Directions for this task - The finished copy should match every record exactly and contain no pictures.

(Data shown begins)

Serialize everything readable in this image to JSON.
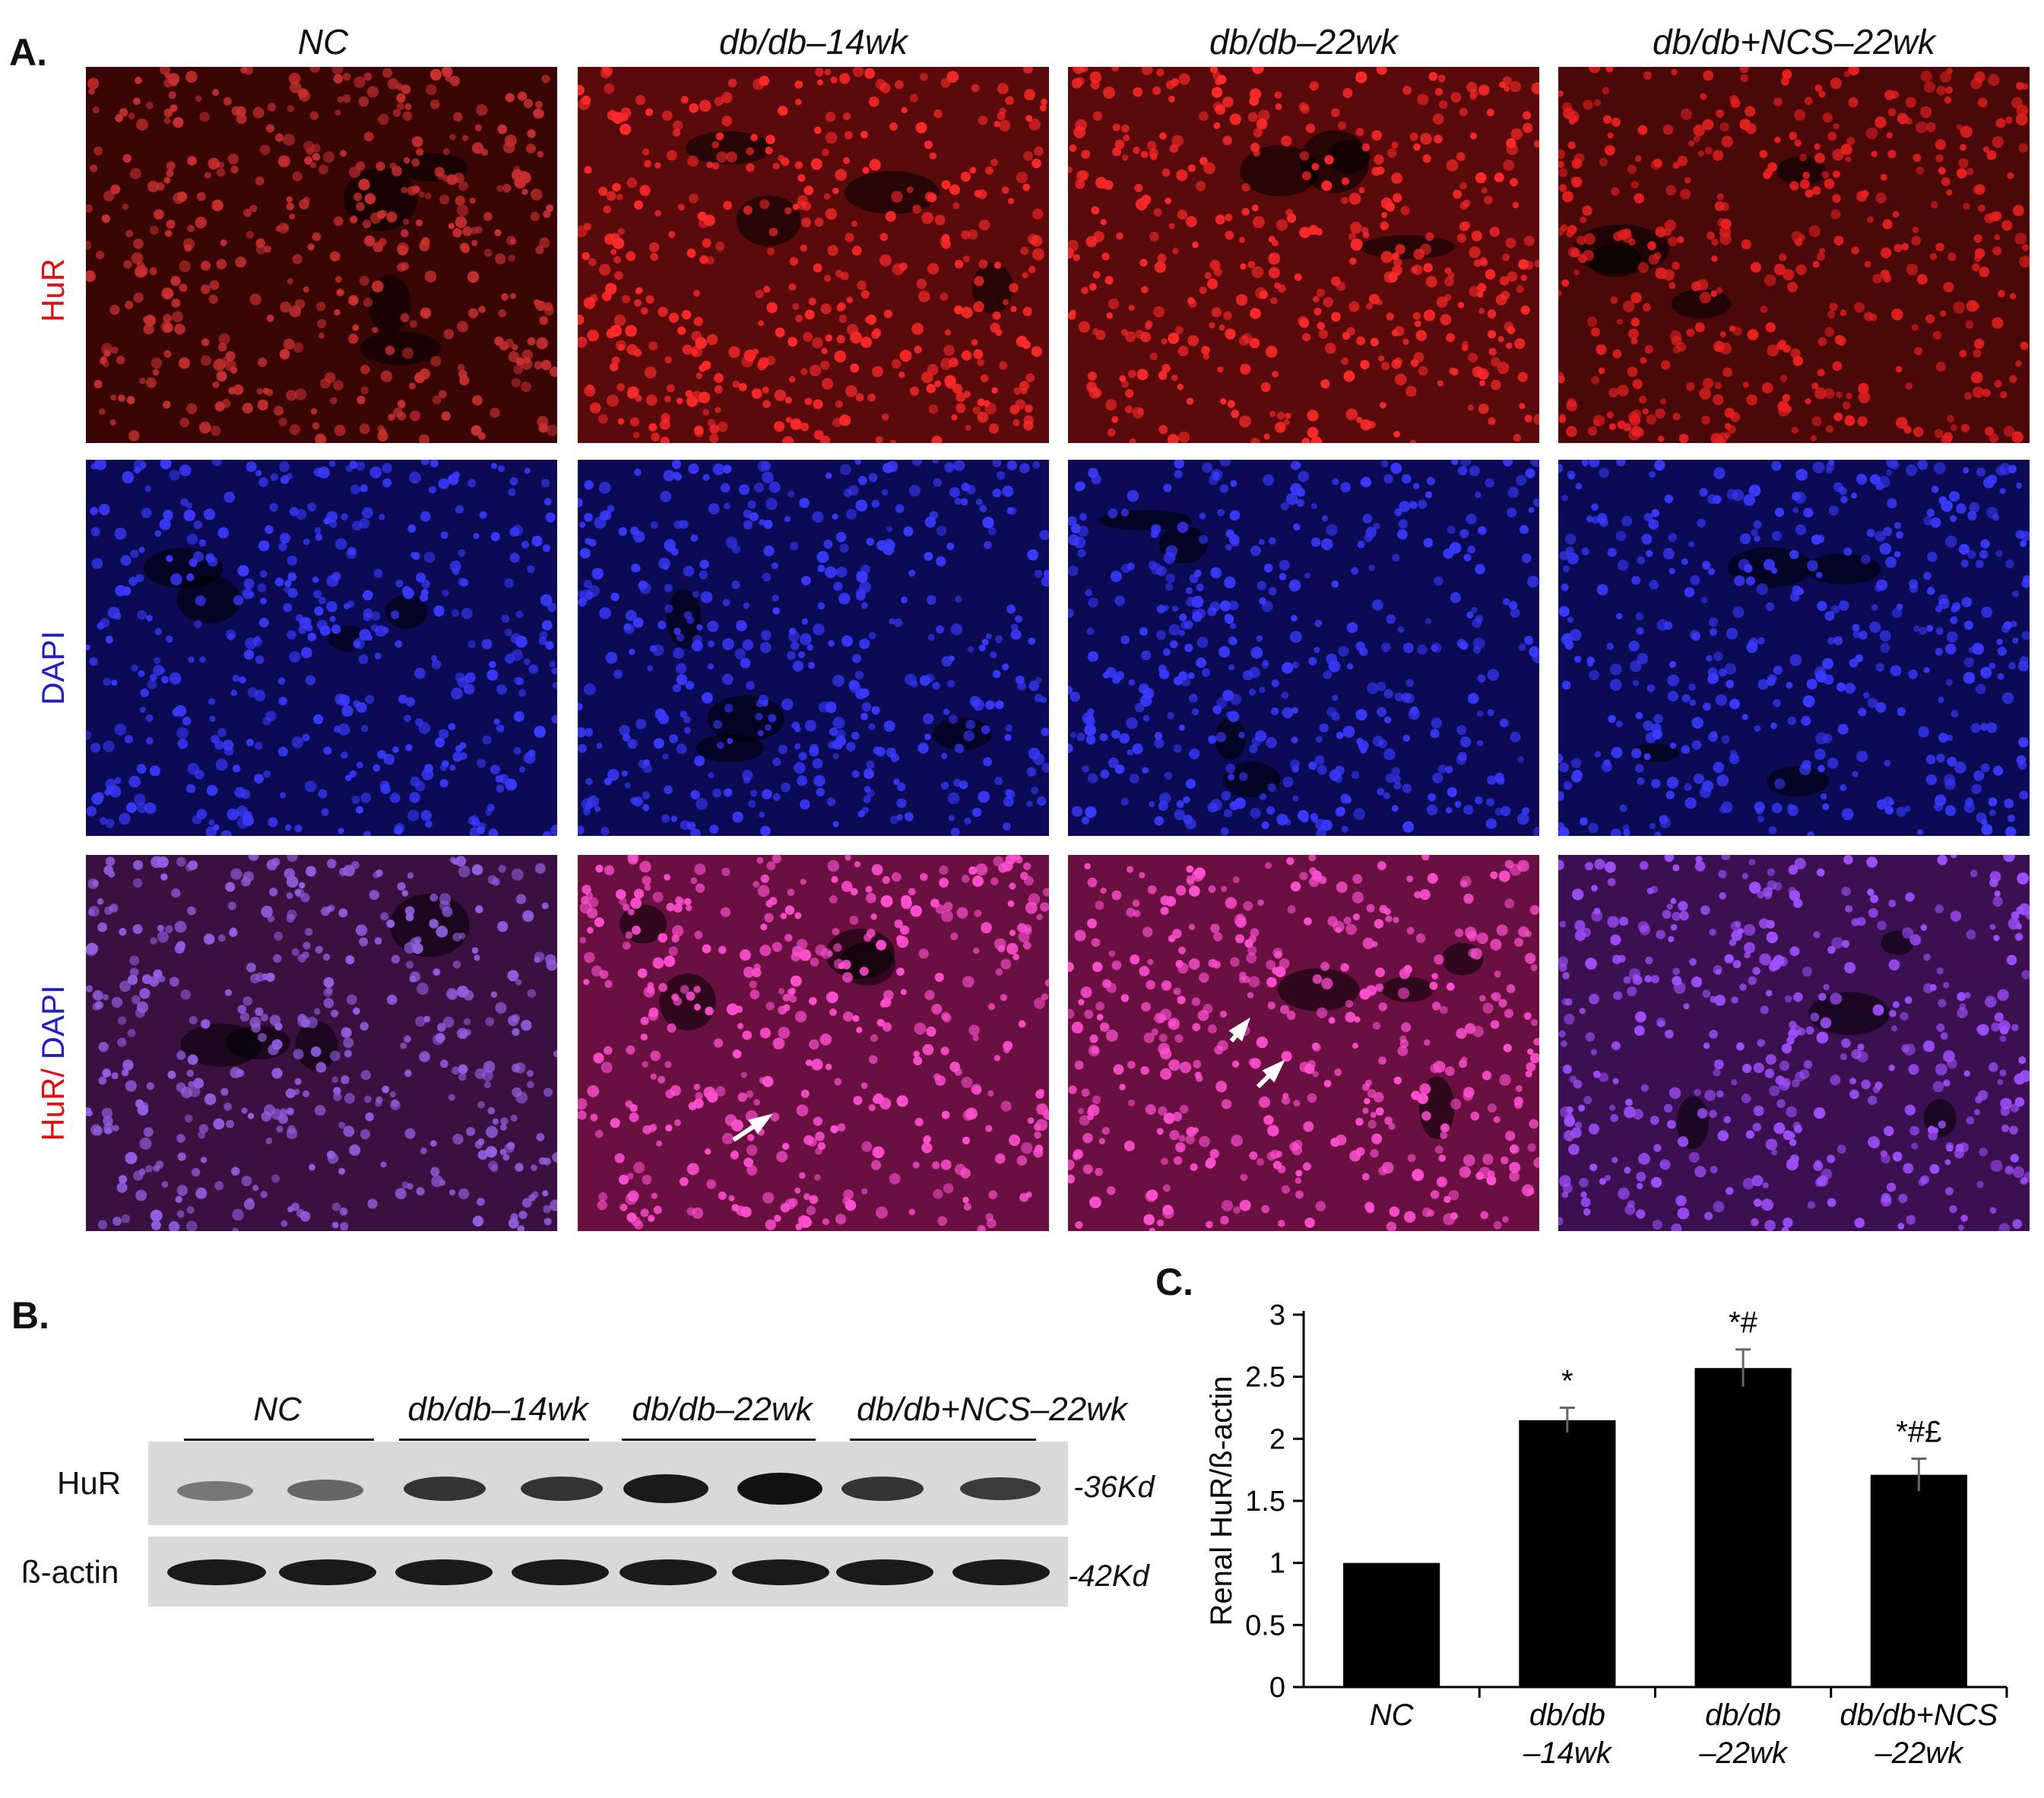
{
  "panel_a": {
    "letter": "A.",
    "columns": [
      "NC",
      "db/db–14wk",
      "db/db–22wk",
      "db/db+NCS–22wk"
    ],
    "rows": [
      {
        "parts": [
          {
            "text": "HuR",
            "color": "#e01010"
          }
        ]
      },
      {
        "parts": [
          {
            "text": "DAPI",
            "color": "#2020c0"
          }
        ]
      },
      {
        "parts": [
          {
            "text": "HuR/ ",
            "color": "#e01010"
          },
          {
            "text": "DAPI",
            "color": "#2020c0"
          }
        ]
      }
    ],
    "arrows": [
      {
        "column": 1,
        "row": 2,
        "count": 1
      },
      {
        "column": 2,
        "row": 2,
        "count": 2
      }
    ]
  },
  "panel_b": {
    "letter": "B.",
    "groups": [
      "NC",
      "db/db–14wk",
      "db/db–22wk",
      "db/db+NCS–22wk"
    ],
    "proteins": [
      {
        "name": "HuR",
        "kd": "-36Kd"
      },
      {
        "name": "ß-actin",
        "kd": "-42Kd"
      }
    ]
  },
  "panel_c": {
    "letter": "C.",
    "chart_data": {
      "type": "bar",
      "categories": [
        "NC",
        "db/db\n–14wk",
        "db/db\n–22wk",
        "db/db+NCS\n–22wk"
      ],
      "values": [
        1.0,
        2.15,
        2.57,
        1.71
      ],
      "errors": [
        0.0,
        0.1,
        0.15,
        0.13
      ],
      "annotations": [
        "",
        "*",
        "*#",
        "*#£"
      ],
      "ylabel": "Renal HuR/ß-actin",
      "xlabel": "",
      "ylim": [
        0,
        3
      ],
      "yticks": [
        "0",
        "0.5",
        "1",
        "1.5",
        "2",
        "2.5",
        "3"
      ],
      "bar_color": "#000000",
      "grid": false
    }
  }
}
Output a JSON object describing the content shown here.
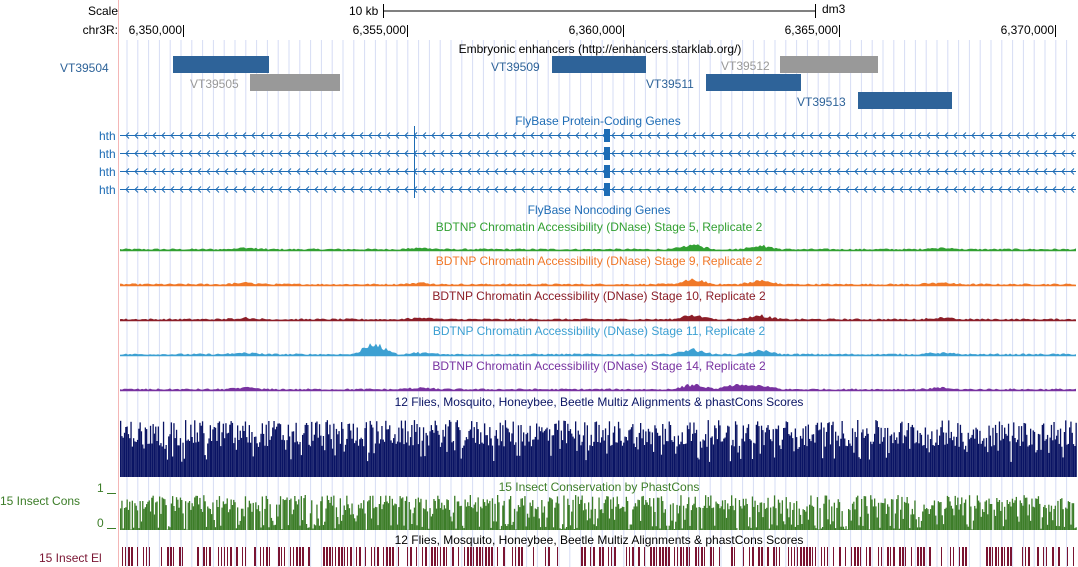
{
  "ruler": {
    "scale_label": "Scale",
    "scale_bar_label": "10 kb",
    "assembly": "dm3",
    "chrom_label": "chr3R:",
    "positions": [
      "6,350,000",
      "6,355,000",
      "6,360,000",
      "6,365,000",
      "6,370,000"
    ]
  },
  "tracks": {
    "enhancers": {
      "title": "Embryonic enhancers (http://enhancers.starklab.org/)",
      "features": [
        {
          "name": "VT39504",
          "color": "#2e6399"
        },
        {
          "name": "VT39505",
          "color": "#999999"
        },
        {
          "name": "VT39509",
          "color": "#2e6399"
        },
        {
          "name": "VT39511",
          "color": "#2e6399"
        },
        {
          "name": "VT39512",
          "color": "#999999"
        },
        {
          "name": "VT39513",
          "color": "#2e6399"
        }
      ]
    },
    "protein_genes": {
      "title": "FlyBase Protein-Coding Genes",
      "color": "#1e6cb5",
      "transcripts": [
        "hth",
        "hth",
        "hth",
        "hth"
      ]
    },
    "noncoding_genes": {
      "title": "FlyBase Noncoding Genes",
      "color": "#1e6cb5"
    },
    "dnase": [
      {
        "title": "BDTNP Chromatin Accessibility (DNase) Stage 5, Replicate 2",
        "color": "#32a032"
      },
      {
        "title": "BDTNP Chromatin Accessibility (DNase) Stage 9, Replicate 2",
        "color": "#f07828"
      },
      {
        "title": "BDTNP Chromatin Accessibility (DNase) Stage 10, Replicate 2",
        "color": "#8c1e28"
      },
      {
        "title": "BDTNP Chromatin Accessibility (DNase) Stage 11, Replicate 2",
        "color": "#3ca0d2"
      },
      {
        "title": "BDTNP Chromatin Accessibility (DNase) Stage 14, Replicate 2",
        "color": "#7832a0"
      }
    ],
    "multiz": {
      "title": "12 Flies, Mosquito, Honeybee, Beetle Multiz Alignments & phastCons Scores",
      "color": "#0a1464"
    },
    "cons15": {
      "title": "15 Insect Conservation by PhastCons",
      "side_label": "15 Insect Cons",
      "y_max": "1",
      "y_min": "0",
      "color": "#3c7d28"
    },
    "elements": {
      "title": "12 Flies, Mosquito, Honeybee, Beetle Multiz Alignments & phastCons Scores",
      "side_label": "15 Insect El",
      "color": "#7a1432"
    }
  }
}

(Data shown ends)

Answer section -
Serialize everything readable in this image to JSON.
{
  "panel_a": {
    "letter": "A.",
    "columns": [
      "NC",
      "db/db–14wk",
      "db/db–22wk",
      "db/db+NCS–22wk"
    ],
    "rows": [
      {
        "parts": [
          {
            "text": "HuR",
            "color": "#e01010"
          }
        ]
      },
      {
        "parts": [
          {
            "text": "DAPI",
            "color": "#2020c0"
          }
        ]
      },
      {
        "parts": [
          {
            "text": "HuR/ ",
            "color": "#e01010"
          },
          {
            "text": "DAPI",
            "color": "#2020c0"
          }
        ]
      }
    ],
    "arrows": [
      {
        "column": 1,
        "row": 2,
        "count": 1
      },
      {
        "column": 2,
        "row": 2,
        "count": 2
      }
    ]
  },
  "panel_b": {
    "letter": "B.",
    "groups": [
      "NC",
      "db/db–14wk",
      "db/db–22wk",
      "db/db+NCS–22wk"
    ],
    "proteins": [
      {
        "name": "HuR",
        "kd": "-36Kd"
      },
      {
        "name": "ß-actin",
        "kd": "-42Kd"
      }
    ]
  },
  "panel_c": {
    "letter": "C.",
    "chart_data": {
      "type": "bar",
      "categories": [
        "NC",
        "db/db\n–14wk",
        "db/db\n–22wk",
        "db/db+NCS\n–22wk"
      ],
      "values": [
        1.0,
        2.15,
        2.57,
        1.71
      ],
      "errors": [
        0.0,
        0.1,
        0.15,
        0.13
      ],
      "annotations": [
        "",
        "*",
        "*#",
        "*#£"
      ],
      "ylabel": "Renal HuR/ß-actin",
      "xlabel": "",
      "ylim": [
        0,
        3
      ],
      "yticks": [
        "0",
        "0.5",
        "1",
        "1.5",
        "2",
        "2.5",
        "3"
      ],
      "bar_color": "#000000",
      "grid": false
    }
  }
}
Output a JSON object describing the content shown here.
{
  "ruler": {
    "scale_label": "Scale",
    "scale_bar_label": "10 kb",
    "assembly": "dm3",
    "chrom_label": "chr3R:",
    "positions": [
      "6,350,000",
      "6,355,000",
      "6,360,000",
      "6,365,000",
      "6,370,000"
    ]
  },
  "tracks": {
    "enhancers": {
      "title": "Embryonic enhancers (http://enhancers.starklab.org/)",
      "features": [
        {
          "name": "VT39504",
          "color": "#2e6399"
        },
        {
          "name": "VT39505",
          "color": "#999999"
        },
        {
          "name": "VT39509",
          "color": "#2e6399"
        },
        {
          "name": "VT39511",
          "color": "#2e6399"
        },
        {
          "name": "VT39512",
          "color": "#999999"
        },
        {
          "name": "VT39513",
          "color": "#2e6399"
        }
      ]
    },
    "protein_genes": {
      "title": "FlyBase Protein-Coding Genes",
      "color": "#1e6cb5",
      "transcripts": [
        "hth",
        "hth",
        "hth",
        "hth"
      ]
    },
    "noncoding_genes": {
      "title": "FlyBase Noncoding Genes",
      "color": "#1e6cb5"
    },
    "dnase": [
      {
        "title": "BDTNP Chromatin Accessibility (DNase) Stage 5, Replicate 2",
        "color": "#32a032"
      },
      {
        "title": "BDTNP Chromatin Accessibility (DNase) Stage 9, Replicate 2",
        "color": "#f07828"
      },
      {
        "title": "BDTNP Chromatin Accessibility (DNase) Stage 10, Replicate 2",
        "color": "#8c1e28"
      },
      {
        "title": "BDTNP Chromatin Accessibility (DNase) Stage 11, Replicate 2",
        "color": "#3ca0d2"
      },
      {
        "title": "BDTNP Chromatin Accessibility (DNase) Stage 14, Replicate 2",
        "color": "#7832a0"
      }
    ],
    "multiz": {
      "title": "12 Flies, Mosquito, Honeybee, Beetle Multiz Alignments & phastCons Scores",
      "color": "#0a1464"
    },
    "cons15": {
      "title": "15 Insect Conservation by PhastCons",
      "side_label": "15 Insect Cons",
      "y_max": "1",
      "y_min": "0",
      "color": "#3c7d28"
    },
    "elements": {
      "title": "12 Flies, Mosquito, Honeybee, Beetle Multiz Alignments & phastCons Scores",
      "side_label": "15 Insect El",
      "color": "#7a1432"
    }
  }
}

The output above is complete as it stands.